__PROVIDED DATA__:

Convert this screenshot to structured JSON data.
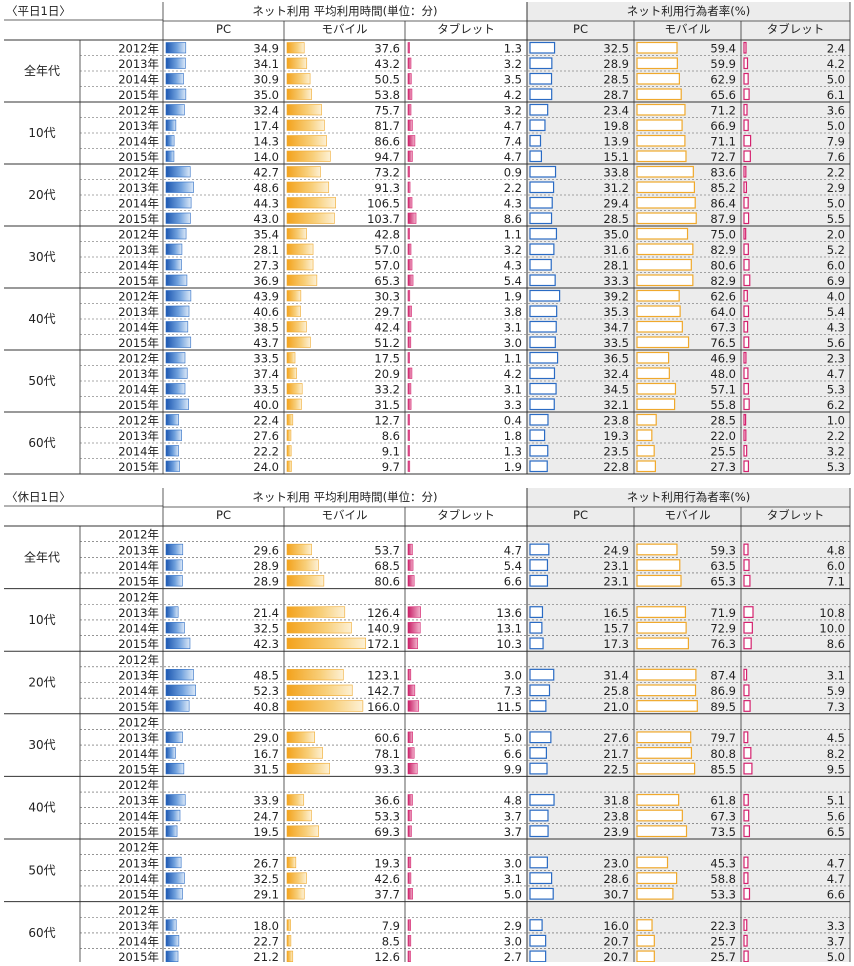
{
  "chart_data": [
    {
      "type": "table",
      "section_label": "〈平日1日〉",
      "group_headers": [
        "ネット利用 平均利用時間(単位：分)",
        "ネット利用行為者率(%)"
      ],
      "columns": [
        "PC",
        "モバイル",
        "タブレット",
        "PC",
        "モバイル",
        "タブレット"
      ],
      "years": [
        "2012年",
        "2013年",
        "2014年",
        "2015年"
      ],
      "groups": [
        {
          "label": "全年代",
          "rows": [
            [
              34.9,
              37.6,
              1.3,
              32.5,
              59.4,
              2.4
            ],
            [
              34.1,
              43.2,
              3.2,
              28.9,
              59.9,
              4.2
            ],
            [
              30.9,
              50.5,
              3.5,
              28.5,
              62.9,
              5.0
            ],
            [
              35.0,
              53.8,
              4.2,
              28.7,
              65.6,
              6.1
            ]
          ]
        },
        {
          "label": "10代",
          "rows": [
            [
              32.4,
              75.7,
              3.2,
              23.4,
              71.2,
              3.6
            ],
            [
              17.4,
              81.7,
              4.7,
              19.8,
              66.9,
              5.0
            ],
            [
              14.3,
              86.6,
              7.4,
              13.9,
              71.1,
              7.9
            ],
            [
              14.0,
              94.7,
              4.7,
              15.1,
              72.7,
              7.6
            ]
          ]
        },
        {
          "label": "20代",
          "rows": [
            [
              42.7,
              73.2,
              0.9,
              33.8,
              83.6,
              2.2
            ],
            [
              48.6,
              91.3,
              2.2,
              31.2,
              85.2,
              2.9
            ],
            [
              44.3,
              106.5,
              4.3,
              29.4,
              86.4,
              5.0
            ],
            [
              43.0,
              103.7,
              8.6,
              28.5,
              87.9,
              5.5
            ]
          ]
        },
        {
          "label": "30代",
          "rows": [
            [
              35.4,
              42.8,
              1.1,
              35.0,
              75.0,
              2.0
            ],
            [
              28.1,
              57.0,
              3.2,
              31.6,
              82.9,
              5.2
            ],
            [
              27.3,
              57.0,
              4.3,
              28.1,
              80.6,
              6.0
            ],
            [
              36.9,
              65.3,
              5.4,
              33.3,
              82.9,
              6.9
            ]
          ]
        },
        {
          "label": "40代",
          "rows": [
            [
              43.9,
              30.3,
              1.9,
              39.2,
              62.6,
              4.0
            ],
            [
              40.6,
              29.7,
              3.8,
              35.3,
              64.0,
              5.4
            ],
            [
              38.5,
              42.4,
              3.1,
              34.7,
              67.3,
              4.3
            ],
            [
              43.7,
              51.2,
              3.0,
              33.5,
              76.5,
              5.6
            ]
          ]
        },
        {
          "label": "50代",
          "rows": [
            [
              33.5,
              17.5,
              1.1,
              36.5,
              46.9,
              2.3
            ],
            [
              37.4,
              20.9,
              4.2,
              32.4,
              48.0,
              4.7
            ],
            [
              33.5,
              33.2,
              3.1,
              34.5,
              57.1,
              5.3
            ],
            [
              40.0,
              31.5,
              3.3,
              32.1,
              55.8,
              6.2
            ]
          ]
        },
        {
          "label": "60代",
          "rows": [
            [
              22.4,
              12.7,
              0.4,
              23.8,
              28.5,
              1.0
            ],
            [
              27.6,
              8.6,
              1.8,
              19.3,
              22.0,
              2.2
            ],
            [
              22.2,
              9.1,
              1.3,
              23.5,
              25.5,
              3.2
            ],
            [
              24.0,
              9.7,
              1.9,
              22.8,
              27.3,
              5.3
            ]
          ]
        }
      ]
    },
    {
      "type": "table",
      "section_label": "〈休日1日〉",
      "group_headers": [
        "ネット利用 平均利用時間(単位：分)",
        "ネット利用行為者率(%)"
      ],
      "columns": [
        "PC",
        "モバイル",
        "タブレット",
        "PC",
        "モバイル",
        "タブレット"
      ],
      "years": [
        "2012年",
        "2013年",
        "2014年",
        "2015年"
      ],
      "groups": [
        {
          "label": "全年代",
          "rows": [
            null,
            [
              29.6,
              53.7,
              4.7,
              24.9,
              59.3,
              4.8
            ],
            [
              28.9,
              68.5,
              5.4,
              23.1,
              63.5,
              6.0
            ],
            [
              28.9,
              80.6,
              6.6,
              23.1,
              65.3,
              7.1
            ]
          ]
        },
        {
          "label": "10代",
          "rows": [
            null,
            [
              21.4,
              126.4,
              13.6,
              16.5,
              71.9,
              10.8
            ],
            [
              32.5,
              140.9,
              13.1,
              15.7,
              72.9,
              10.0
            ],
            [
              42.3,
              172.1,
              10.3,
              17.3,
              76.3,
              8.6
            ]
          ]
        },
        {
          "label": "20代",
          "rows": [
            null,
            [
              48.5,
              123.1,
              3.0,
              31.4,
              87.4,
              3.1
            ],
            [
              52.3,
              142.7,
              7.3,
              25.8,
              86.9,
              5.9
            ],
            [
              40.8,
              166.0,
              11.5,
              21.0,
              89.5,
              7.3
            ]
          ]
        },
        {
          "label": "30代",
          "rows": [
            null,
            [
              29.0,
              60.6,
              5.0,
              27.6,
              79.7,
              4.5
            ],
            [
              16.7,
              78.1,
              6.6,
              21.7,
              80.8,
              8.2
            ],
            [
              31.5,
              93.3,
              9.9,
              22.5,
              85.5,
              9.5
            ]
          ]
        },
        {
          "label": "40代",
          "rows": [
            null,
            [
              33.9,
              36.6,
              4.8,
              31.8,
              61.8,
              5.1
            ],
            [
              24.7,
              53.3,
              3.7,
              23.8,
              67.3,
              5.6
            ],
            [
              19.5,
              69.3,
              3.7,
              23.9,
              73.5,
              6.5
            ]
          ]
        },
        {
          "label": "50代",
          "rows": [
            null,
            [
              26.7,
              19.3,
              3.0,
              23.0,
              45.3,
              4.7
            ],
            [
              32.5,
              42.6,
              3.1,
              28.6,
              58.8,
              4.7
            ],
            [
              29.1,
              37.7,
              5.0,
              30.7,
              53.3,
              6.6
            ]
          ]
        },
        {
          "label": "60代",
          "rows": [
            null,
            [
              18.0,
              7.9,
              2.9,
              16.0,
              22.3,
              3.3
            ],
            [
              22.7,
              8.5,
              3.0,
              20.7,
              25.7,
              3.7
            ],
            [
              21.2,
              12.6,
              2.7,
              20.7,
              25.7,
              5.0
            ]
          ]
        }
      ]
    }
  ],
  "colors": {
    "pc": "#2a6bc4",
    "mobile": "#f0a92c",
    "tablet": "#d4236f",
    "rate_bg": "#ececec",
    "grid": "#333333"
  }
}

__WHAT IS EXPECTED__: Repeat verbatim all the material, but not the pictures.

__WRITTEN RESPONSE__:
Convert this screenshot to structured JSON data.
{
  "chart_data": [
    {
      "type": "table",
      "section_label": "〈平日1日〉",
      "group_headers": [
        "ネット利用 平均利用時間(単位：分)",
        "ネット利用行為者率(%)"
      ],
      "columns": [
        "PC",
        "モバイル",
        "タブレット",
        "PC",
        "モバイル",
        "タブレット"
      ],
      "years": [
        "2012年",
        "2013年",
        "2014年",
        "2015年"
      ],
      "groups": [
        {
          "label": "全年代",
          "rows": [
            [
              34.9,
              37.6,
              1.3,
              32.5,
              59.4,
              2.4
            ],
            [
              34.1,
              43.2,
              3.2,
              28.9,
              59.9,
              4.2
            ],
            [
              30.9,
              50.5,
              3.5,
              28.5,
              62.9,
              5.0
            ],
            [
              35.0,
              53.8,
              4.2,
              28.7,
              65.6,
              6.1
            ]
          ]
        },
        {
          "label": "10代",
          "rows": [
            [
              32.4,
              75.7,
              3.2,
              23.4,
              71.2,
              3.6
            ],
            [
              17.4,
              81.7,
              4.7,
              19.8,
              66.9,
              5.0
            ],
            [
              14.3,
              86.6,
              7.4,
              13.9,
              71.1,
              7.9
            ],
            [
              14.0,
              94.7,
              4.7,
              15.1,
              72.7,
              7.6
            ]
          ]
        },
        {
          "label": "20代",
          "rows": [
            [
              42.7,
              73.2,
              0.9,
              33.8,
              83.6,
              2.2
            ],
            [
              48.6,
              91.3,
              2.2,
              31.2,
              85.2,
              2.9
            ],
            [
              44.3,
              106.5,
              4.3,
              29.4,
              86.4,
              5.0
            ],
            [
              43.0,
              103.7,
              8.6,
              28.5,
              87.9,
              5.5
            ]
          ]
        },
        {
          "label": "30代",
          "rows": [
            [
              35.4,
              42.8,
              1.1,
              35.0,
              75.0,
              2.0
            ],
            [
              28.1,
              57.0,
              3.2,
              31.6,
              82.9,
              5.2
            ],
            [
              27.3,
              57.0,
              4.3,
              28.1,
              80.6,
              6.0
            ],
            [
              36.9,
              65.3,
              5.4,
              33.3,
              82.9,
              6.9
            ]
          ]
        },
        {
          "label": "40代",
          "rows": [
            [
              43.9,
              30.3,
              1.9,
              39.2,
              62.6,
              4.0
            ],
            [
              40.6,
              29.7,
              3.8,
              35.3,
              64.0,
              5.4
            ],
            [
              38.5,
              42.4,
              3.1,
              34.7,
              67.3,
              4.3
            ],
            [
              43.7,
              51.2,
              3.0,
              33.5,
              76.5,
              5.6
            ]
          ]
        },
        {
          "label": "50代",
          "rows": [
            [
              33.5,
              17.5,
              1.1,
              36.5,
              46.9,
              2.3
            ],
            [
              37.4,
              20.9,
              4.2,
              32.4,
              48.0,
              4.7
            ],
            [
              33.5,
              33.2,
              3.1,
              34.5,
              57.1,
              5.3
            ],
            [
              40.0,
              31.5,
              3.3,
              32.1,
              55.8,
              6.2
            ]
          ]
        },
        {
          "label": "60代",
          "rows": [
            [
              22.4,
              12.7,
              0.4,
              23.8,
              28.5,
              1.0
            ],
            [
              27.6,
              8.6,
              1.8,
              19.3,
              22.0,
              2.2
            ],
            [
              22.2,
              9.1,
              1.3,
              23.5,
              25.5,
              3.2
            ],
            [
              24.0,
              9.7,
              1.9,
              22.8,
              27.3,
              5.3
            ]
          ]
        }
      ]
    },
    {
      "type": "table",
      "section_label": "〈休日1日〉",
      "group_headers": [
        "ネット利用 平均利用時間(単位：分)",
        "ネット利用行為者率(%)"
      ],
      "columns": [
        "PC",
        "モバイル",
        "タブレット",
        "PC",
        "モバイル",
        "タブレット"
      ],
      "years": [
        "2012年",
        "2013年",
        "2014年",
        "2015年"
      ],
      "groups": [
        {
          "label": "全年代",
          "rows": [
            null,
            [
              29.6,
              53.7,
              4.7,
              24.9,
              59.3,
              4.8
            ],
            [
              28.9,
              68.5,
              5.4,
              23.1,
              63.5,
              6.0
            ],
            [
              28.9,
              80.6,
              6.6,
              23.1,
              65.3,
              7.1
            ]
          ]
        },
        {
          "label": "10代",
          "rows": [
            null,
            [
              21.4,
              126.4,
              13.6,
              16.5,
              71.9,
              10.8
            ],
            [
              32.5,
              140.9,
              13.1,
              15.7,
              72.9,
              10.0
            ],
            [
              42.3,
              172.1,
              10.3,
              17.3,
              76.3,
              8.6
            ]
          ]
        },
        {
          "label": "20代",
          "rows": [
            null,
            [
              48.5,
              123.1,
              3.0,
              31.4,
              87.4,
              3.1
            ],
            [
              52.3,
              142.7,
              7.3,
              25.8,
              86.9,
              5.9
            ],
            [
              40.8,
              166.0,
              11.5,
              21.0,
              89.5,
              7.3
            ]
          ]
        },
        {
          "label": "30代",
          "rows": [
            null,
            [
              29.0,
              60.6,
              5.0,
              27.6,
              79.7,
              4.5
            ],
            [
              16.7,
              78.1,
              6.6,
              21.7,
              80.8,
              8.2
            ],
            [
              31.5,
              93.3,
              9.9,
              22.5,
              85.5,
              9.5
            ]
          ]
        },
        {
          "label": "40代",
          "rows": [
            null,
            [
              33.9,
              36.6,
              4.8,
              31.8,
              61.8,
              5.1
            ],
            [
              24.7,
              53.3,
              3.7,
              23.8,
              67.3,
              5.6
            ],
            [
              19.5,
              69.3,
              3.7,
              23.9,
              73.5,
              6.5
            ]
          ]
        },
        {
          "label": "50代",
          "rows": [
            null,
            [
              26.7,
              19.3,
              3.0,
              23.0,
              45.3,
              4.7
            ],
            [
              32.5,
              42.6,
              3.1,
              28.6,
              58.8,
              4.7
            ],
            [
              29.1,
              37.7,
              5.0,
              30.7,
              53.3,
              6.6
            ]
          ]
        },
        {
          "label": "60代",
          "rows": [
            null,
            [
              18.0,
              7.9,
              2.9,
              16.0,
              22.3,
              3.3
            ],
            [
              22.7,
              8.5,
              3.0,
              20.7,
              25.7,
              3.7
            ],
            [
              21.2,
              12.6,
              2.7,
              20.7,
              25.7,
              5.0
            ]
          ]
        }
      ]
    }
  ],
  "colors": {
    "pc": "#2a6bc4",
    "mobile": "#f0a92c",
    "tablet": "#d4236f",
    "rate_bg": "#ececec",
    "grid": "#333333"
  }
}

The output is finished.